From the listing that follows, extract every line and set it down unaltered.

==== Provided entries

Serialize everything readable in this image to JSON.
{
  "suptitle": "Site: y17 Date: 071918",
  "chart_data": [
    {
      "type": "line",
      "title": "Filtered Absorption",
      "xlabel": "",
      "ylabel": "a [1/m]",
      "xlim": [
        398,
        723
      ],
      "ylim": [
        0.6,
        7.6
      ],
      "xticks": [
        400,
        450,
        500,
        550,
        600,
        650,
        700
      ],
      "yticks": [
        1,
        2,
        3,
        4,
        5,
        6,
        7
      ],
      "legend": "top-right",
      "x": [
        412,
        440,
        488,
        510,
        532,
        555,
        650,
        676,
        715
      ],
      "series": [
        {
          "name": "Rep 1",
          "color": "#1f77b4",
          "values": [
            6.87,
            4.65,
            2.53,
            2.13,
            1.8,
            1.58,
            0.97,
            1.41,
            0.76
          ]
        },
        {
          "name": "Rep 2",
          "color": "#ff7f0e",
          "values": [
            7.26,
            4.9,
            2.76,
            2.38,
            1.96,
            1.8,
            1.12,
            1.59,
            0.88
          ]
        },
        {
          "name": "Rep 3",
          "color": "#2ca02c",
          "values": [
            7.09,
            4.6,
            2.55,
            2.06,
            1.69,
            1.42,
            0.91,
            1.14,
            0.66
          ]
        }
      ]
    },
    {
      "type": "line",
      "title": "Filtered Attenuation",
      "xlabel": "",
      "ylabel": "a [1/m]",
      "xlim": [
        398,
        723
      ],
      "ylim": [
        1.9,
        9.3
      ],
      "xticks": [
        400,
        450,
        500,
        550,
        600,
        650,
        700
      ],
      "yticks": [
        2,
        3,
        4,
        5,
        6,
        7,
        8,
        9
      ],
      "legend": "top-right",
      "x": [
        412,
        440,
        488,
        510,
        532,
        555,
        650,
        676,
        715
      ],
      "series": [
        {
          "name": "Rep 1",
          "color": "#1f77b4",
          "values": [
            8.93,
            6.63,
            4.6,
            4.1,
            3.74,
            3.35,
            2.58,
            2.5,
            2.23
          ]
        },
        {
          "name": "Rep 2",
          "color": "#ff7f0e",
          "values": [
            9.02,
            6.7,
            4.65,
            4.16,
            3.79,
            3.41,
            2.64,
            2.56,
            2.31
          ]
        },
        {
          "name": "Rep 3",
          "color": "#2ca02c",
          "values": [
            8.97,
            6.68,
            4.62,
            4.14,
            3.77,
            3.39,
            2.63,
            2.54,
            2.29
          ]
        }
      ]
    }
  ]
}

========

- _Output below_:
Serialize everything readable in this image to JSON.
{
  "suptitle": "Site: y17 Date: 071918",
  "chart_data": [
    {
      "type": "line",
      "title": "Filtered Absorption",
      "xlabel": "",
      "ylabel": "a [1/m]",
      "xlim": [
        398,
        723
      ],
      "ylim": [
        0.6,
        7.6
      ],
      "xticks": [
        400,
        450,
        500,
        550,
        600,
        650,
        700
      ],
      "yticks": [
        1,
        2,
        3,
        4,
        5,
        6,
        7
      ],
      "legend": "top-right",
      "x": [
        412,
        440,
        488,
        510,
        532,
        555,
        650,
        676,
        715
      ],
      "series": [
        {
          "name": "Rep 1",
          "color": "#1f77b4",
          "values": [
            6.87,
            4.65,
            2.53,
            2.13,
            1.8,
            1.58,
            0.97,
            1.41,
            0.76
          ]
        },
        {
          "name": "Rep 2",
          "color": "#ff7f0e",
          "values": [
            7.26,
            4.9,
            2.76,
            2.38,
            1.96,
            1.8,
            1.12,
            1.59,
            0.88
          ]
        },
        {
          "name": "Rep 3",
          "color": "#2ca02c",
          "values": [
            7.09,
            4.6,
            2.55,
            2.06,
            1.69,
            1.42,
            0.91,
            1.14,
            0.66
          ]
        }
      ]
    },
    {
      "type": "line",
      "title": "Filtered Attenuation",
      "xlabel": "",
      "ylabel": "a [1/m]",
      "xlim": [
        398,
        723
      ],
      "ylim": [
        1.9,
        9.3
      ],
      "xticks": [
        400,
        450,
        500,
        550,
        600,
        650,
        700
      ],
      "yticks": [
        2,
        3,
        4,
        5,
        6,
        7,
        8,
        9
      ],
      "legend": "top-right",
      "x": [
        412,
        440,
        488,
        510,
        532,
        555,
        650,
        676,
        715
      ],
      "series": [
        {
          "name": "Rep 1",
          "color": "#1f77b4",
          "values": [
            8.93,
            6.63,
            4.6,
            4.1,
            3.74,
            3.35,
            2.58,
            2.5,
            2.23
          ]
        },
        {
          "name": "Rep 2",
          "color": "#ff7f0e",
          "values": [
            9.02,
            6.7,
            4.65,
            4.16,
            3.79,
            3.41,
            2.64,
            2.56,
            2.31
          ]
        },
        {
          "name": "Rep 3",
          "color": "#2ca02c",
          "values": [
            8.97,
            6.68,
            4.62,
            4.14,
            3.77,
            3.39,
            2.63,
            2.54,
            2.29
          ]
        }
      ]
    }
  ]
}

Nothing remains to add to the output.